▶ Goal: Transcribe all of the data exactly. Omit the pictures.

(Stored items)
>>>

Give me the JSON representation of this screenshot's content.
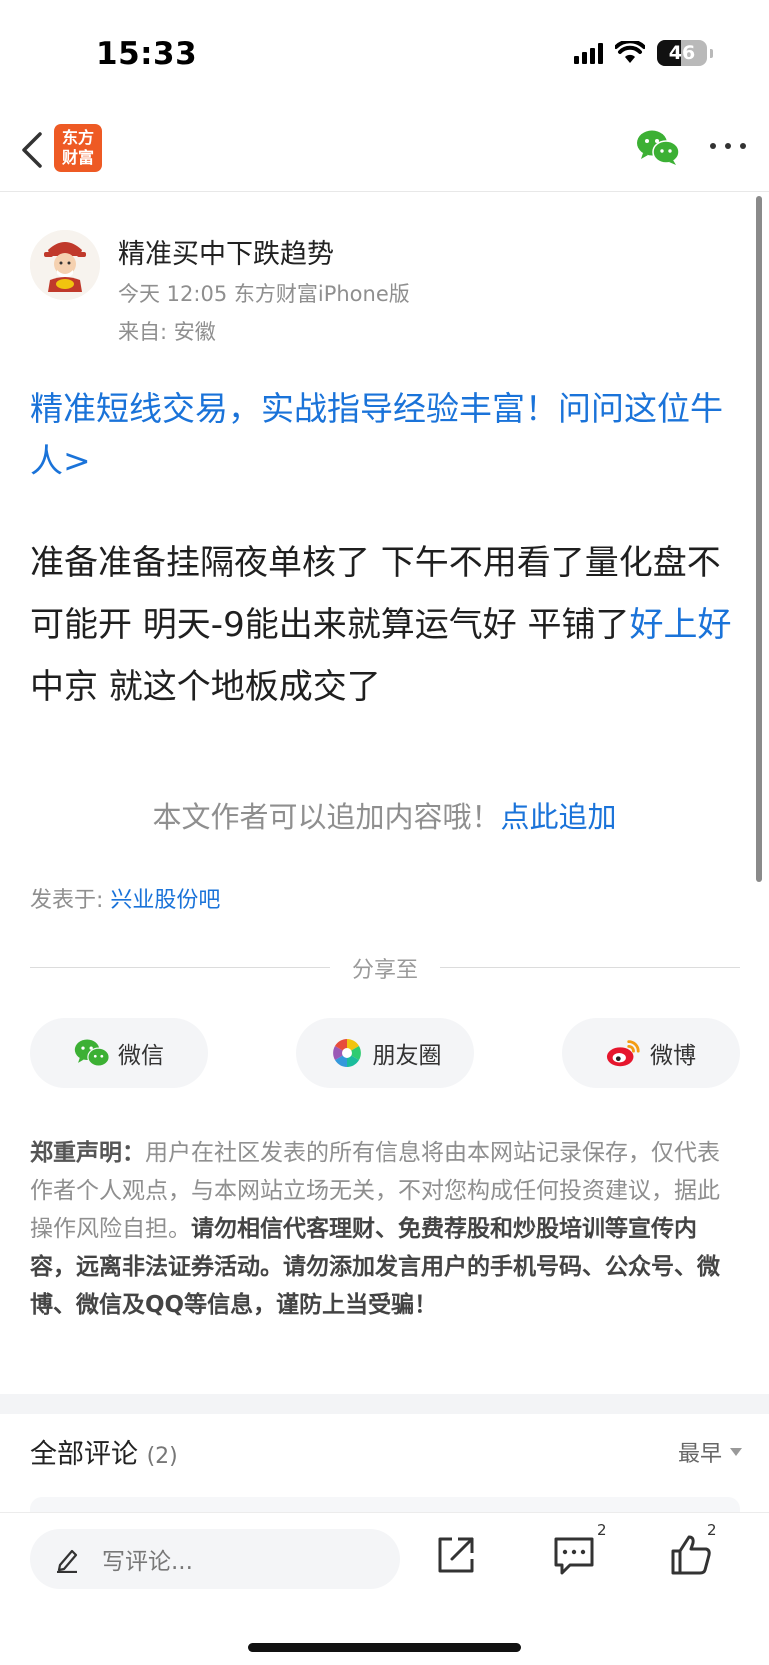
{
  "status_bar": {
    "time": "15:33",
    "battery": "46",
    "icons": [
      "cellular-signal-icon",
      "wifi-icon",
      "battery-icon"
    ]
  },
  "nav": {
    "logo_text_line1": "东方",
    "logo_text_line2": "财富",
    "icons": [
      "back-arrow-icon",
      "wechat-icon",
      "more-icon"
    ],
    "logo_color": "#ee5a24"
  },
  "post": {
    "title": "精准买中下跌趋势",
    "meta": "今天 12:05 东方财富iPhone版",
    "location": "来自: 安徽",
    "promo": "精准短线交易，实战指导经验丰富！问问这位牛人>",
    "body_part1": "准备准备挂隔夜单核了 下午不用看了量化盘不可能开 明天-9能出来就算运气好 平铺了",
    "body_link": "好上好",
    "body_part2": " 中京 就这个地板成交了",
    "append_text": "本文作者可以追加内容哦！",
    "append_link": "点此追加",
    "posted_in_label": "发表于: ",
    "posted_in_bar": "兴业股份吧"
  },
  "share": {
    "label": "分享至",
    "wechat": "微信",
    "moments": "朋友圈",
    "weibo": "微博"
  },
  "disclaimer": {
    "head": "郑重声明：",
    "normal": "用户在社区发表的所有信息将由本网站记录保存，仅代表作者个人观点，与本网站立场无关，不对您构成任何投资建议，据此操作风险自担。",
    "strong": "请勿相信代客理财、免费荐股和炒股培训等宣传内容，远离非法证券活动。请勿添加发言用户的手机号码、公众号、微博、微信及QQ等信息，谨防上当受骗！"
  },
  "comments": {
    "title": "全部评论",
    "count": "(2)",
    "sort": "最早"
  },
  "bottom_bar": {
    "input_placeholder": "写评论...",
    "comment_badge": "2",
    "like_badge": "2"
  },
  "colors": {
    "link_blue": "#1a73d9",
    "wechat_green": "#3cb034",
    "weibo_red": "#e6162d"
  }
}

<<<

▶ Final result:
Give me the JSON representation of this screenshot's content.
{
  "status_bar": {
    "time": "15:33",
    "battery": "46",
    "icons": [
      "cellular-signal-icon",
      "wifi-icon",
      "battery-icon"
    ]
  },
  "nav": {
    "logo_text_line1": "东方",
    "logo_text_line2": "财富",
    "icons": [
      "back-arrow-icon",
      "wechat-icon",
      "more-icon"
    ],
    "logo_color": "#ee5a24"
  },
  "post": {
    "title": "精准买中下跌趋势",
    "meta": "今天 12:05 东方财富iPhone版",
    "location": "来自: 安徽",
    "promo": "精准短线交易，实战指导经验丰富！问问这位牛人>",
    "body_part1": "准备准备挂隔夜单核了 下午不用看了量化盘不可能开 明天-9能出来就算运气好 平铺了",
    "body_link": "好上好",
    "body_part2": " 中京 就这个地板成交了",
    "append_text": "本文作者可以追加内容哦！",
    "append_link": "点此追加",
    "posted_in_label": "发表于: ",
    "posted_in_bar": "兴业股份吧"
  },
  "share": {
    "label": "分享至",
    "wechat": "微信",
    "moments": "朋友圈",
    "weibo": "微博"
  },
  "disclaimer": {
    "head": "郑重声明：",
    "normal": "用户在社区发表的所有信息将由本网站记录保存，仅代表作者个人观点，与本网站立场无关，不对您构成任何投资建议，据此操作风险自担。",
    "strong": "请勿相信代客理财、免费荐股和炒股培训等宣传内容，远离非法证券活动。请勿添加发言用户的手机号码、公众号、微博、微信及QQ等信息，谨防上当受骗！"
  },
  "comments": {
    "title": "全部评论",
    "count": "(2)",
    "sort": "最早"
  },
  "bottom_bar": {
    "input_placeholder": "写评论...",
    "comment_badge": "2",
    "like_badge": "2"
  },
  "colors": {
    "link_blue": "#1a73d9",
    "wechat_green": "#3cb034",
    "weibo_red": "#e6162d"
  }
}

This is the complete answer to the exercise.